Exercise instructions: Identify the lines that include the word "KONSERWATOR", then copy all of them.

## begin Information shown

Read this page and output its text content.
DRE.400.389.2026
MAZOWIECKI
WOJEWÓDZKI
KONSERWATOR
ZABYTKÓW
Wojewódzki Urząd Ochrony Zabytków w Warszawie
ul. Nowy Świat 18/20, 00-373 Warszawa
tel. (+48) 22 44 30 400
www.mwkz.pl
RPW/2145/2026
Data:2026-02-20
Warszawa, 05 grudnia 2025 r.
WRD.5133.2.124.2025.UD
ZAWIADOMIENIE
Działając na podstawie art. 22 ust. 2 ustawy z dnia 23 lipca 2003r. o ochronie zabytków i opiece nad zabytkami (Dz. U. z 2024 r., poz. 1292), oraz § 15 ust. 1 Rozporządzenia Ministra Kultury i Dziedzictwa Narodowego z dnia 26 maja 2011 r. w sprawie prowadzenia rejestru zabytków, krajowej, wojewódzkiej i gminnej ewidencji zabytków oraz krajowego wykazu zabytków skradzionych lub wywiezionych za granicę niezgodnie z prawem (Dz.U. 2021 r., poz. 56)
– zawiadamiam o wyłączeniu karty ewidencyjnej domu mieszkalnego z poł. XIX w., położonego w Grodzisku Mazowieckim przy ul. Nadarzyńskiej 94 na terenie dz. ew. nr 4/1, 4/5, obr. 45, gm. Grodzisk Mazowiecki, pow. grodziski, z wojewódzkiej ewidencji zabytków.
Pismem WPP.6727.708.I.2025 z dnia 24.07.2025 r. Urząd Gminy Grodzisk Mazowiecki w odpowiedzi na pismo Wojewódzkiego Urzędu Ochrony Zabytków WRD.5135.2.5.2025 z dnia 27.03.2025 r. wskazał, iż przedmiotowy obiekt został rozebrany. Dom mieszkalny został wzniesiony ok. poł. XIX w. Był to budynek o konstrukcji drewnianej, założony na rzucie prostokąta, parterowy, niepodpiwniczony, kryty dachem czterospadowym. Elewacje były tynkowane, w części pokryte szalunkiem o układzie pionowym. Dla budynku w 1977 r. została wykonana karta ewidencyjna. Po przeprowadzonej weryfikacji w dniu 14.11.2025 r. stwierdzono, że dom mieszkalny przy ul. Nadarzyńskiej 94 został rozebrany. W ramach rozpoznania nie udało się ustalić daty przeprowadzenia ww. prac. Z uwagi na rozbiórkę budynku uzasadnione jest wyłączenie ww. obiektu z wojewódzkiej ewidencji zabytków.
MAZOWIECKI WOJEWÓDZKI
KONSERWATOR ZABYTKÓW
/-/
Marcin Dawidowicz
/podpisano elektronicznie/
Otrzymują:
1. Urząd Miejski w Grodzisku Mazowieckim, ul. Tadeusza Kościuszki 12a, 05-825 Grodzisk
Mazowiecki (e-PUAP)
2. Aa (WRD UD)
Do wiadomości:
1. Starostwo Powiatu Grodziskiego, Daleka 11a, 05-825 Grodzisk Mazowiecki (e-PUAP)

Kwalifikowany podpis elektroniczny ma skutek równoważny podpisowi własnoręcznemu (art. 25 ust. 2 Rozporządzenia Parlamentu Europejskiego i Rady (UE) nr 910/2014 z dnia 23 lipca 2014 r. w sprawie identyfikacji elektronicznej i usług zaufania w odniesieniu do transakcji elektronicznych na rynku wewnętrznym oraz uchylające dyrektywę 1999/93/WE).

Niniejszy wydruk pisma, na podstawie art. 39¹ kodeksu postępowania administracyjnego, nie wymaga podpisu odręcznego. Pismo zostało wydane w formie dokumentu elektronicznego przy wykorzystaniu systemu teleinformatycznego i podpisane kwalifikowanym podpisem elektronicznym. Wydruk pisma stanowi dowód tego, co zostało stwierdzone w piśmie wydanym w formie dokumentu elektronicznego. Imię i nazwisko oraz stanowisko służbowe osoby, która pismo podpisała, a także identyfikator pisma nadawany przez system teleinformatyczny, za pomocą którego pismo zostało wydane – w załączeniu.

## end Information shown

Exercise result:
KONSERWATOR
KONSERWATOR ZABYTKÓW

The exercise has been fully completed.